Aim >>
Track down the lines that contain "value" and copy them.

Chart and figure data:
——

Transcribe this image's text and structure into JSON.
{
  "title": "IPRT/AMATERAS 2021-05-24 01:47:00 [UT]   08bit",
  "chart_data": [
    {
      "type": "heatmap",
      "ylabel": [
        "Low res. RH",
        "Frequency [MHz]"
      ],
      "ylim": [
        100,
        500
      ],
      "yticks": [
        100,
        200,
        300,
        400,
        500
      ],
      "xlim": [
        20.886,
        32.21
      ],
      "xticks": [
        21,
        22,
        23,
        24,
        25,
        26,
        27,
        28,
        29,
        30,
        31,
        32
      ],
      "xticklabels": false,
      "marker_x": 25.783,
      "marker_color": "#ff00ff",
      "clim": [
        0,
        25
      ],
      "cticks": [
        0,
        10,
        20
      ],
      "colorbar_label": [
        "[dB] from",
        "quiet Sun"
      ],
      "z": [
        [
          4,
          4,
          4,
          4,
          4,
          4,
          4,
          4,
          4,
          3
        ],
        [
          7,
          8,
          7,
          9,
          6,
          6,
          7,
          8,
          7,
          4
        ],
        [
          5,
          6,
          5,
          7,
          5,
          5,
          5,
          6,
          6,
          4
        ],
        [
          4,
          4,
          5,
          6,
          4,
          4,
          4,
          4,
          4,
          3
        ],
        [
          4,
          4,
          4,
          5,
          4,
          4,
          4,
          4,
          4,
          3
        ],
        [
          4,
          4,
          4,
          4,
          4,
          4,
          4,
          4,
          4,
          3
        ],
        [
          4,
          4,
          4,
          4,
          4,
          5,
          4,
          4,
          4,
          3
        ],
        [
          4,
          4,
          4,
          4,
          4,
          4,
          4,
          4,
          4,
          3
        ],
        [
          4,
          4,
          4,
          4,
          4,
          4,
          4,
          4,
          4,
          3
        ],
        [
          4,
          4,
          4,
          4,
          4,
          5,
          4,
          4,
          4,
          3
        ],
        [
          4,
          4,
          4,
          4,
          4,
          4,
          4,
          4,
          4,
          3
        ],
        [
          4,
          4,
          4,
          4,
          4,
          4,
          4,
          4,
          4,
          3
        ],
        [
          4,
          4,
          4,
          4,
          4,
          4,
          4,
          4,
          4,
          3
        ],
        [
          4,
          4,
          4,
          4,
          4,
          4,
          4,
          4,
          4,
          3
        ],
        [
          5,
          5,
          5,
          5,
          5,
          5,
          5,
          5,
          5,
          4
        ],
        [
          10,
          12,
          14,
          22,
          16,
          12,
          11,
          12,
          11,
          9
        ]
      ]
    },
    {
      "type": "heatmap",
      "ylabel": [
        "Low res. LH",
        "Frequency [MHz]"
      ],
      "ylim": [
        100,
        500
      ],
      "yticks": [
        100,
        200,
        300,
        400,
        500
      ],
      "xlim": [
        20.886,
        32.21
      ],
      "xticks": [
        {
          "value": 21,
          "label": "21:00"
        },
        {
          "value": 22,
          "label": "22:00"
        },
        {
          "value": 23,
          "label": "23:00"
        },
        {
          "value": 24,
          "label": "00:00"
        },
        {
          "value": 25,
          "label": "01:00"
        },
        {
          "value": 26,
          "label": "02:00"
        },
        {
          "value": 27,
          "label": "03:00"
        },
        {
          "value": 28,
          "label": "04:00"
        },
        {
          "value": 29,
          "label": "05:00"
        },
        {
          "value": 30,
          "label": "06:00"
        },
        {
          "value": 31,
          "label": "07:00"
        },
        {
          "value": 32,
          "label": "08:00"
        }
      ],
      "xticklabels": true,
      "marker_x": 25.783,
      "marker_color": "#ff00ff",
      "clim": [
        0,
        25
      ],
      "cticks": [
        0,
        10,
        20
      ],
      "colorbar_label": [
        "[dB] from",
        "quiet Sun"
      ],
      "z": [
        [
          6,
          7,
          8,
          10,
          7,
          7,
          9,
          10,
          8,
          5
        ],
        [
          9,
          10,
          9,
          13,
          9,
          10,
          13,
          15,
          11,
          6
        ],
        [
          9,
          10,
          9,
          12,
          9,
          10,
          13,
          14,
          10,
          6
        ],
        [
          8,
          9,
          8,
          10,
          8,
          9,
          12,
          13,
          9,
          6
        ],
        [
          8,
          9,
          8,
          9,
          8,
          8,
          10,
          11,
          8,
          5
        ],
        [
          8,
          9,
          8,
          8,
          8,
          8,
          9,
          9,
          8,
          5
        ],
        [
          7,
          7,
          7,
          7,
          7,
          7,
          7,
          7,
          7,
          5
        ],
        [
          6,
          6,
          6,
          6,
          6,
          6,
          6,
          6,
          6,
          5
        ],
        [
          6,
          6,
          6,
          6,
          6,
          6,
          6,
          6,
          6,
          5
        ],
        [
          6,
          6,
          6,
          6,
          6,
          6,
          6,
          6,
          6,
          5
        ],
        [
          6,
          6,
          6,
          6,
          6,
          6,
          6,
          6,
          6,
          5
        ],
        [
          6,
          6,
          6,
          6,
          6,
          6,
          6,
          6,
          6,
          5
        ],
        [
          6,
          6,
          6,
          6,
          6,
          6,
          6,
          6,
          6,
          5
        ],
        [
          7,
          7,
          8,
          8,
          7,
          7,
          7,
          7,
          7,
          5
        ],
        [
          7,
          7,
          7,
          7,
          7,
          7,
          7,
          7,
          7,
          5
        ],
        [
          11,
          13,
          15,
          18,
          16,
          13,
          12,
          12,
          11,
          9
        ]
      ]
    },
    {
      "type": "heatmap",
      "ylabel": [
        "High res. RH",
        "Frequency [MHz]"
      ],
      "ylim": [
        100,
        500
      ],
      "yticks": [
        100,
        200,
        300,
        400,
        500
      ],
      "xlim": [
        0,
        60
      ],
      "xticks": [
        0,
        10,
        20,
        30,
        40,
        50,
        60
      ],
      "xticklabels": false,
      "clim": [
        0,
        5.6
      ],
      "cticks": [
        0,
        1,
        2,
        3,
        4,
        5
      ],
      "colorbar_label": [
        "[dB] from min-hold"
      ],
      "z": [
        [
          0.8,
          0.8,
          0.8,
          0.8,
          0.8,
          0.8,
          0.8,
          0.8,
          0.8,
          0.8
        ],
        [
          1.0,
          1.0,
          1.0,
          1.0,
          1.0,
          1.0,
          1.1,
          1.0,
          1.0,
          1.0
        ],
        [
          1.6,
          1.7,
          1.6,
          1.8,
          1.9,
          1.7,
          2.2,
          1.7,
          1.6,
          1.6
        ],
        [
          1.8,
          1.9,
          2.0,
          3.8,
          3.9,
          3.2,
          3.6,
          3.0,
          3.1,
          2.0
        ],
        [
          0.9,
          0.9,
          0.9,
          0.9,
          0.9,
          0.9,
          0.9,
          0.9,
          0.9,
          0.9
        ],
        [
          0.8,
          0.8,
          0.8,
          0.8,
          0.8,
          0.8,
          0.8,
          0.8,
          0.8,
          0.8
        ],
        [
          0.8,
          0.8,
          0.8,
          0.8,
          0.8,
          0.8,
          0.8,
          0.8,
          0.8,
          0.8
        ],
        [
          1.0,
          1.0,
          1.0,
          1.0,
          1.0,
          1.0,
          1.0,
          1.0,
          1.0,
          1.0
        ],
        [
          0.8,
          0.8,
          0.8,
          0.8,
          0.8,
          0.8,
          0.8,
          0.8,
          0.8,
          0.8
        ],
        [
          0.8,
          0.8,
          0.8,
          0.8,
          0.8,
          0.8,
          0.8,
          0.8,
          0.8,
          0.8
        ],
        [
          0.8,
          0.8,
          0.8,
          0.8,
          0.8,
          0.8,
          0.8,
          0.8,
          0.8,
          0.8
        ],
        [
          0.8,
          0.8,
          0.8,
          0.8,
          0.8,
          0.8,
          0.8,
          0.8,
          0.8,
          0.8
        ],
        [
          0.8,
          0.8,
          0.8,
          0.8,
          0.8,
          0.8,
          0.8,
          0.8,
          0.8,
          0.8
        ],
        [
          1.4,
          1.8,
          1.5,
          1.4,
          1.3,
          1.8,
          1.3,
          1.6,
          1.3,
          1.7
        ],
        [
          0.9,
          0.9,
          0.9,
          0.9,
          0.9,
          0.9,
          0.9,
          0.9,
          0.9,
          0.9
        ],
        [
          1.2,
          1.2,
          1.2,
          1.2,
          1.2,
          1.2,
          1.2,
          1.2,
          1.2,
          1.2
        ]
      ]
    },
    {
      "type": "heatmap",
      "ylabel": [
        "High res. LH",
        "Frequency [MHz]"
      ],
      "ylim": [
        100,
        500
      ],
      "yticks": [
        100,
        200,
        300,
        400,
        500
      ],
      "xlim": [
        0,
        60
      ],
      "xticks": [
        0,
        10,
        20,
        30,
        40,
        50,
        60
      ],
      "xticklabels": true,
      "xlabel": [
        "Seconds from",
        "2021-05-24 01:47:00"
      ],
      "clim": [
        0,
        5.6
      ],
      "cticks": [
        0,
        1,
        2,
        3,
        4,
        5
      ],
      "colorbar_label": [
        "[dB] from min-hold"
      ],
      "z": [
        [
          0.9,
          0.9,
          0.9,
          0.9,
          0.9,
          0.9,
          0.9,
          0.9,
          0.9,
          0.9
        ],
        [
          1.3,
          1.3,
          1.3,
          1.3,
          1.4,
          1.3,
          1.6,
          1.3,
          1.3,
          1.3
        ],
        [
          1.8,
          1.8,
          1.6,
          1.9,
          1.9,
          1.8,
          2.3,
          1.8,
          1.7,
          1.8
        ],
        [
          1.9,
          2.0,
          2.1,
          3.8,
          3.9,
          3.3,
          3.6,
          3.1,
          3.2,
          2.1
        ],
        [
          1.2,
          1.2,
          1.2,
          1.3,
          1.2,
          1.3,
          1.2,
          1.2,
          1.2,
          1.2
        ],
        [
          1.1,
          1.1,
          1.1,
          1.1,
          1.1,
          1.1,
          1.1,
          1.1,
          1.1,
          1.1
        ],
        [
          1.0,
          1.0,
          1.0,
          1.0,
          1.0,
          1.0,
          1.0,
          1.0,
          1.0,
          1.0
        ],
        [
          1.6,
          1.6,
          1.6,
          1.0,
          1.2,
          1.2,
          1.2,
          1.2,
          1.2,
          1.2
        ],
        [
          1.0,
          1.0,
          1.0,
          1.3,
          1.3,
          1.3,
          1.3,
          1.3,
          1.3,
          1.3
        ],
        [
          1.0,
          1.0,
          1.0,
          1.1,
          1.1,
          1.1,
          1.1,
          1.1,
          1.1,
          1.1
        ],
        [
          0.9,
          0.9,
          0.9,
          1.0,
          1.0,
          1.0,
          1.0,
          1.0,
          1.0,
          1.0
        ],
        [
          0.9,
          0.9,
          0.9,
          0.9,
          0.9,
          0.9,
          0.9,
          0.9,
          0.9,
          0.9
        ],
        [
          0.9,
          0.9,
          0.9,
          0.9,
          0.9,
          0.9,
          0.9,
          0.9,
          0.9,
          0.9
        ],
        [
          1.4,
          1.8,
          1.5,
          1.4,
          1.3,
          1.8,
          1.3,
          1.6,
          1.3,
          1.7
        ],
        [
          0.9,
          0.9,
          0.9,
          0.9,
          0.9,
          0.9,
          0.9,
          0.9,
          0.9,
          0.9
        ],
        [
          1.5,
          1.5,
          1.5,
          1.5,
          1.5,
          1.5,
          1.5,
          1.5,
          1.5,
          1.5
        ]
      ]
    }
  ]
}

——

Exercise solution >>
          "value": 21,
          "value": 22,
          "value": 23,
          "value": 24,
          "value": 25,
          "value": 26,
          "value": 27,
          "value": 28,
          "value": 29,
          "value": 30,
          "value": 31,
          "value": 32,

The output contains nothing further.